» Input material:

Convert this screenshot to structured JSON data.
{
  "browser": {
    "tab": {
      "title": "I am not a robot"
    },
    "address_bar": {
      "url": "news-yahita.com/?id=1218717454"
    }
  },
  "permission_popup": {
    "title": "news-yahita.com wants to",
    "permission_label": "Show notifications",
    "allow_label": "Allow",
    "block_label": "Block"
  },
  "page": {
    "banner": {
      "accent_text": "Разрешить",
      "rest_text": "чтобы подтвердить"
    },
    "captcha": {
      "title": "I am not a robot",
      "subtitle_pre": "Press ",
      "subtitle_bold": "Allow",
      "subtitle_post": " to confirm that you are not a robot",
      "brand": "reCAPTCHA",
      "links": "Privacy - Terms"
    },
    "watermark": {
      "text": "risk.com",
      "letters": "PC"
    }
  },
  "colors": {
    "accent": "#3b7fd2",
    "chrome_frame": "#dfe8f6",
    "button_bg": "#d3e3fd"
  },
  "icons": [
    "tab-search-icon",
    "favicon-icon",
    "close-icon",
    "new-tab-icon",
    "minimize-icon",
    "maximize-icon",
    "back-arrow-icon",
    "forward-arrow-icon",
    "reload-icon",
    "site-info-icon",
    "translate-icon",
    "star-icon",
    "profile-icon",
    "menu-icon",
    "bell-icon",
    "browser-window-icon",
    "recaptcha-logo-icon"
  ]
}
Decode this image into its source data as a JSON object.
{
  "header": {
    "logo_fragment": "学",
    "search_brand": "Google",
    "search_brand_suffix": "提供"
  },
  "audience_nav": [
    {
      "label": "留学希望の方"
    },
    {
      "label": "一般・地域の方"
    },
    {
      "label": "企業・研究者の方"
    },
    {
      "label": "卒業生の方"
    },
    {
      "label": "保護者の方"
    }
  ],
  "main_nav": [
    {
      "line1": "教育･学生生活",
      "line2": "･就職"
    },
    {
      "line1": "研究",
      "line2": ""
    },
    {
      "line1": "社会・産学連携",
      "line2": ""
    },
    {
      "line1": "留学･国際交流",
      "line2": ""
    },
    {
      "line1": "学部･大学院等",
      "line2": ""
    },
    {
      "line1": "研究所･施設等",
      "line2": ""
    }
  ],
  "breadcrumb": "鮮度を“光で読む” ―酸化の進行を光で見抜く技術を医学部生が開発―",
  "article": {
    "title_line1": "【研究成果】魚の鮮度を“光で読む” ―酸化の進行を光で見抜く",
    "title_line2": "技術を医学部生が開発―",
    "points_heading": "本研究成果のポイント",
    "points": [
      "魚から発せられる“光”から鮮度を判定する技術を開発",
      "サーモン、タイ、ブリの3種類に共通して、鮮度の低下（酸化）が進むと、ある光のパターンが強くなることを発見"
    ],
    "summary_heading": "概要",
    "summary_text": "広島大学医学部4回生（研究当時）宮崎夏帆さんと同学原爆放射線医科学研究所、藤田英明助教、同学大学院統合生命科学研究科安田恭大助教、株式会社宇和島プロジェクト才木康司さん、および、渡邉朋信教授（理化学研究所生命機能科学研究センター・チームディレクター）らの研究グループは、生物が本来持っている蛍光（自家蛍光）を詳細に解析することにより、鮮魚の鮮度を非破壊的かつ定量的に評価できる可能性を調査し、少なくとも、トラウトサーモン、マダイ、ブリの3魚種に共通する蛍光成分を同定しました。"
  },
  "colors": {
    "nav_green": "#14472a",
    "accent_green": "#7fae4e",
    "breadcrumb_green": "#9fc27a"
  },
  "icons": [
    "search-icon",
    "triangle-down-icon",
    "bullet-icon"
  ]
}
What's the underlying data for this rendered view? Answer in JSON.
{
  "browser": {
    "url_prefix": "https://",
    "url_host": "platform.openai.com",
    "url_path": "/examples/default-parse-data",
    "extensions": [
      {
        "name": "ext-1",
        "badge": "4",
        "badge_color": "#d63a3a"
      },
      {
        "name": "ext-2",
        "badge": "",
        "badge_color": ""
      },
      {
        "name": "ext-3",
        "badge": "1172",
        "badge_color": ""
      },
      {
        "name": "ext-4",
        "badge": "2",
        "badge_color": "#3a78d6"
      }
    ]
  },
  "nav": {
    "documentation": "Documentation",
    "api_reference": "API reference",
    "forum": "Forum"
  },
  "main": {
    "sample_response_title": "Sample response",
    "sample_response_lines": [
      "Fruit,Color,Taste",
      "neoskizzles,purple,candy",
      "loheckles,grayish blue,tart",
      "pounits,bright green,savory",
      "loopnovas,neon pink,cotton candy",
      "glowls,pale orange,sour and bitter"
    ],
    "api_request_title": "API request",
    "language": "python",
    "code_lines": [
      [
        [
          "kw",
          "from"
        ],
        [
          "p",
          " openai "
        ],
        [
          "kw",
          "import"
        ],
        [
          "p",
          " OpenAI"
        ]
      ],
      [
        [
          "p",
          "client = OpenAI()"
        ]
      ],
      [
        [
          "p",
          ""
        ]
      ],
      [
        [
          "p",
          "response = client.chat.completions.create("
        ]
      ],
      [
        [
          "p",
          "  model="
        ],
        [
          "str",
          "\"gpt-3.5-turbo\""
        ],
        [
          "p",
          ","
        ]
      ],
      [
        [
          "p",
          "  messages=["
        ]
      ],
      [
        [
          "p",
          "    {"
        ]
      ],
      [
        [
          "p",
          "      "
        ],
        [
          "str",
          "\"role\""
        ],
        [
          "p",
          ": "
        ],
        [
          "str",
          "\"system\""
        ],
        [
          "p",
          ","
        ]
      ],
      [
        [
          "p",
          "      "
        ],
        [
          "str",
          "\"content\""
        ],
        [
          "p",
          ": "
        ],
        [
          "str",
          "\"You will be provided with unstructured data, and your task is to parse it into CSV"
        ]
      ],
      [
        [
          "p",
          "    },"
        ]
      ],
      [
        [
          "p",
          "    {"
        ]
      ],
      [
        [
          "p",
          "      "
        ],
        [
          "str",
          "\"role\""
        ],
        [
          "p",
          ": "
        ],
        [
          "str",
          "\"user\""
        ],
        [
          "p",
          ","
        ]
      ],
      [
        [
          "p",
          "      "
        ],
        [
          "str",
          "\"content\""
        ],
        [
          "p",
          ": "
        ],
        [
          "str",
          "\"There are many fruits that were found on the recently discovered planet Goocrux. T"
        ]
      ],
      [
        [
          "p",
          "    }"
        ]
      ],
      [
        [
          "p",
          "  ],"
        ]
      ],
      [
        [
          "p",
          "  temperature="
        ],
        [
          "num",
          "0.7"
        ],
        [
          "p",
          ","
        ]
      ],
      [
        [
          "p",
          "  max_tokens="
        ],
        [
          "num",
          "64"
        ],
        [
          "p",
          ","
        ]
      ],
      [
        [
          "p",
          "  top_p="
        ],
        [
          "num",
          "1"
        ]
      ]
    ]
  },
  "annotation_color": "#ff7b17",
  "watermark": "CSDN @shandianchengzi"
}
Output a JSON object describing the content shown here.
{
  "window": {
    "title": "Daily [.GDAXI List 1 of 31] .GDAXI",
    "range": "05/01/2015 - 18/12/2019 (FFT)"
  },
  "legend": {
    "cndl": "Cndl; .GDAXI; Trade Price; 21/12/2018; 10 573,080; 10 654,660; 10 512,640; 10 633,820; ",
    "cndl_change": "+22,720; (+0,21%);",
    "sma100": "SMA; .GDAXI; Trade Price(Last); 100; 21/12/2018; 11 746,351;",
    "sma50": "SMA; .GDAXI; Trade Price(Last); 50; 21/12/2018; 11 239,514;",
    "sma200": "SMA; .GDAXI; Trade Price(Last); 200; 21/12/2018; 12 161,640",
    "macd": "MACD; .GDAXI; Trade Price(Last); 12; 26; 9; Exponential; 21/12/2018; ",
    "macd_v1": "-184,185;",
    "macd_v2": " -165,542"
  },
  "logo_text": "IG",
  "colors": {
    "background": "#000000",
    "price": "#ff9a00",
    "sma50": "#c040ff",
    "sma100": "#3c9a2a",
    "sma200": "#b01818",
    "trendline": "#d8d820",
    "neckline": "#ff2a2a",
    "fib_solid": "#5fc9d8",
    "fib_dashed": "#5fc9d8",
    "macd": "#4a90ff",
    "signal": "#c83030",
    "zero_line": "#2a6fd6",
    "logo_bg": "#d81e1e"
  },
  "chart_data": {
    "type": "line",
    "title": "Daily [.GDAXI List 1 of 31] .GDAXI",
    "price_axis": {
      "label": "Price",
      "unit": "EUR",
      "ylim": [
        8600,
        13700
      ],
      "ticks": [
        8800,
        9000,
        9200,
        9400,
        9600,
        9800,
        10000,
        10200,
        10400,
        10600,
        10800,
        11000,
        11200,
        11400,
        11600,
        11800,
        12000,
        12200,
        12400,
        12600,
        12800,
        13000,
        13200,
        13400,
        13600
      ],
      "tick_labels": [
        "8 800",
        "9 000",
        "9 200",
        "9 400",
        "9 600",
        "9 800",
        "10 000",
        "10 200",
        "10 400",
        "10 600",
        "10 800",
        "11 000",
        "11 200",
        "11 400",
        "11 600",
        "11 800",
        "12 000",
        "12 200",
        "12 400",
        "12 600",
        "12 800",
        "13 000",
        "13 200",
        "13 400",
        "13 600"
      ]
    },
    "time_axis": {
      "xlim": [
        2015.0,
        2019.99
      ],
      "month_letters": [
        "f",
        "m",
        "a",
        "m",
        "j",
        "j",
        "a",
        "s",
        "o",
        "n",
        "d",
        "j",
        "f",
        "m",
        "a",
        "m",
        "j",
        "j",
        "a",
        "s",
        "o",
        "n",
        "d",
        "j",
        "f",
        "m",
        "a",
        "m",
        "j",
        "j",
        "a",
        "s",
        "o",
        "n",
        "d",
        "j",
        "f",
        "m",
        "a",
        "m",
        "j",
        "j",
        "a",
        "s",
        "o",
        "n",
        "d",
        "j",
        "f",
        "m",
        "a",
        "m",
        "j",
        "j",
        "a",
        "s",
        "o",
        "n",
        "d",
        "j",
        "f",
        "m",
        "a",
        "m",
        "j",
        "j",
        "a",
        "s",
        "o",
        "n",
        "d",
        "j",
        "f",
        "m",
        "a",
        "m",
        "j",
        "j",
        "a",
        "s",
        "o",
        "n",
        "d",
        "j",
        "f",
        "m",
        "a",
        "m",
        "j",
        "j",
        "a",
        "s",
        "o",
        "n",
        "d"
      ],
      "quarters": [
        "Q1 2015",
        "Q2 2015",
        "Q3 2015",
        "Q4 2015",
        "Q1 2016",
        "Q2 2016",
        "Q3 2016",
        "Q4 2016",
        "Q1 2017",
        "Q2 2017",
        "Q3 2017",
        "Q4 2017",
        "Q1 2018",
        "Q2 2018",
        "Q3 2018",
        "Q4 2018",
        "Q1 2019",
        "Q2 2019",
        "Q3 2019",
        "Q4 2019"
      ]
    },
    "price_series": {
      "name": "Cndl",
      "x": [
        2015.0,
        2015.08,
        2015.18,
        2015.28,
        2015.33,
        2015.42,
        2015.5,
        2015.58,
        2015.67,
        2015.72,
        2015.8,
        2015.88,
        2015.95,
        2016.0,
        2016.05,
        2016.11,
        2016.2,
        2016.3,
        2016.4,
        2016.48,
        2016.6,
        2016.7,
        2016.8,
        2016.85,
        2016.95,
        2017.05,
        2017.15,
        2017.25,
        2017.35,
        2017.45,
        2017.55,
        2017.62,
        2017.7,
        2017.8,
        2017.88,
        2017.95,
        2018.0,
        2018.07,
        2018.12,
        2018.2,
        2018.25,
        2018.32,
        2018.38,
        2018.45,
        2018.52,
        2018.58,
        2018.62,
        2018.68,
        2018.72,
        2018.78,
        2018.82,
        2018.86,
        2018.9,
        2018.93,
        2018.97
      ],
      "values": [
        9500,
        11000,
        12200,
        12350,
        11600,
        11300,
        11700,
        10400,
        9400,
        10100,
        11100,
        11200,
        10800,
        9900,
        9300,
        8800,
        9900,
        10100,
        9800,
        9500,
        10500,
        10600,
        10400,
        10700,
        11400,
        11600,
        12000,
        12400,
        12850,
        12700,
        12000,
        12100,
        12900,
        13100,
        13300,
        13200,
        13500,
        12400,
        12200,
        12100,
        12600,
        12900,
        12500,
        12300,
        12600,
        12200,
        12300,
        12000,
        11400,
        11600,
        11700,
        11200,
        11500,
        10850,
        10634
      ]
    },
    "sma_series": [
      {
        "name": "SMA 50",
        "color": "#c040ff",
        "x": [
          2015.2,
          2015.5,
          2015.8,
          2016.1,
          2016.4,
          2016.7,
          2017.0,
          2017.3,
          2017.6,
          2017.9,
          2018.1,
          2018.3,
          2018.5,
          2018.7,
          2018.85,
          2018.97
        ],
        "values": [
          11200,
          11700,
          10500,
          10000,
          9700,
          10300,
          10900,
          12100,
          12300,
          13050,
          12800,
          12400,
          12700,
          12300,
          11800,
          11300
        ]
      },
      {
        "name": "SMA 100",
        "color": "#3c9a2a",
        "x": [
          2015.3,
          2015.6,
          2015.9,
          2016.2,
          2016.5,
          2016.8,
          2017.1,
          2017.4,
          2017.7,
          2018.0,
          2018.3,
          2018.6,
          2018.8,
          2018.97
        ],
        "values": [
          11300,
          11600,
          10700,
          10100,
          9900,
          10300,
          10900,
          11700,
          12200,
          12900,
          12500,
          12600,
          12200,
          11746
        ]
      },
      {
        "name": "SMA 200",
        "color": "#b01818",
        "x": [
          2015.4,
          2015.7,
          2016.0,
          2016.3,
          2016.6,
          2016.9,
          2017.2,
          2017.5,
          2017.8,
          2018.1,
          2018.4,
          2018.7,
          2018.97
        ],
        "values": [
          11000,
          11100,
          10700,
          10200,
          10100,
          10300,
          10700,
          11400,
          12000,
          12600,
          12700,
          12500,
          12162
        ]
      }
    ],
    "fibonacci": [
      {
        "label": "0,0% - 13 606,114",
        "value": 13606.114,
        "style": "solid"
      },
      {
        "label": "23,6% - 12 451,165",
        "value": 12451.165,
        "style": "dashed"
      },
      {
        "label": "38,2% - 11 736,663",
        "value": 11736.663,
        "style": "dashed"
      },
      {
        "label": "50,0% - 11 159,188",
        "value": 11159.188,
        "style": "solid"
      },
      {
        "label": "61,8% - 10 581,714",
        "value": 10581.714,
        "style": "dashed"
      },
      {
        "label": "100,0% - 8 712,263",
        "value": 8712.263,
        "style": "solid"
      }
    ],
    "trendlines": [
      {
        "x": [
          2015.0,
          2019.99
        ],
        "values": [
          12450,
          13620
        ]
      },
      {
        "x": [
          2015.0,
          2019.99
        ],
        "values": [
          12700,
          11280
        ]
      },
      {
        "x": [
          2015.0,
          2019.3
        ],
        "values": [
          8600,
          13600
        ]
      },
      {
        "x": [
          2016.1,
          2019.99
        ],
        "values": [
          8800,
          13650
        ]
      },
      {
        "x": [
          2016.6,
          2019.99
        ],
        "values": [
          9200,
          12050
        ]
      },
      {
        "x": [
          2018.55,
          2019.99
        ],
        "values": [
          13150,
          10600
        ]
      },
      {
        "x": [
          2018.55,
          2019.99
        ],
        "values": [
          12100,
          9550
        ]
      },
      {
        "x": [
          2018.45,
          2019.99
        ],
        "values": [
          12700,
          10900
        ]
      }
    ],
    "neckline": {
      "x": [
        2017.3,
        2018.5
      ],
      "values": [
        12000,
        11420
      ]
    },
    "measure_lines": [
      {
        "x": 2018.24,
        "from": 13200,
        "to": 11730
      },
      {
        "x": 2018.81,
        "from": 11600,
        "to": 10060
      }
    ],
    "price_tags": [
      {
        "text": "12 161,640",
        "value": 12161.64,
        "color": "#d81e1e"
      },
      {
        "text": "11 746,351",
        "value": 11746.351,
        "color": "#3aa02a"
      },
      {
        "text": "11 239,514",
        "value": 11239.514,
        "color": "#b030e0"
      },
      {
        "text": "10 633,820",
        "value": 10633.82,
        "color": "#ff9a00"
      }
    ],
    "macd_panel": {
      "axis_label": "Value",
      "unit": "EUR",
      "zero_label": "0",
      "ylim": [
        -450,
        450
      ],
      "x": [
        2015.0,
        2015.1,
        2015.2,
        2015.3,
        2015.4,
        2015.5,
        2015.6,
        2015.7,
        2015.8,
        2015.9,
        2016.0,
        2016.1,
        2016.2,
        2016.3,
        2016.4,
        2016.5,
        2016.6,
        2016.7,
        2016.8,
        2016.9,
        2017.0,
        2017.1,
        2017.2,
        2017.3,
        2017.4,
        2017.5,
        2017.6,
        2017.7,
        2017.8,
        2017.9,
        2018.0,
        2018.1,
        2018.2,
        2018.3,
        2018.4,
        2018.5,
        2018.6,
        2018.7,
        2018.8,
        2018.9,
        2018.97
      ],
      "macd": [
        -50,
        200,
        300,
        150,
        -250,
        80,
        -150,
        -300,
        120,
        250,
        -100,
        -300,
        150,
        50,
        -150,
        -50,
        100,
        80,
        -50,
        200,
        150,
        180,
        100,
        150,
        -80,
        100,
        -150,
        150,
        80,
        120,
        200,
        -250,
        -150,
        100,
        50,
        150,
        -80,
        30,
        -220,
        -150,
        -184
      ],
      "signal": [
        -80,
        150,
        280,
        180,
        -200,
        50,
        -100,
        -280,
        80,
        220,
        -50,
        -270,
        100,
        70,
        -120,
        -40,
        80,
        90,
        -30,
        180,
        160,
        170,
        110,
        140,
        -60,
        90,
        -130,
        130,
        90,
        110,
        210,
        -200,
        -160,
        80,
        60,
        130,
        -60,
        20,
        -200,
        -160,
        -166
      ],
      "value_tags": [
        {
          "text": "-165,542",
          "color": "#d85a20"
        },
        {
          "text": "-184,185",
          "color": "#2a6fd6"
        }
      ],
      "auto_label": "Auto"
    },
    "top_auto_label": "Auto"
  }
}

» Problem details:
Work through the records line by line and tally those holding "parse". Reply with the number alone.

» Correct result:
2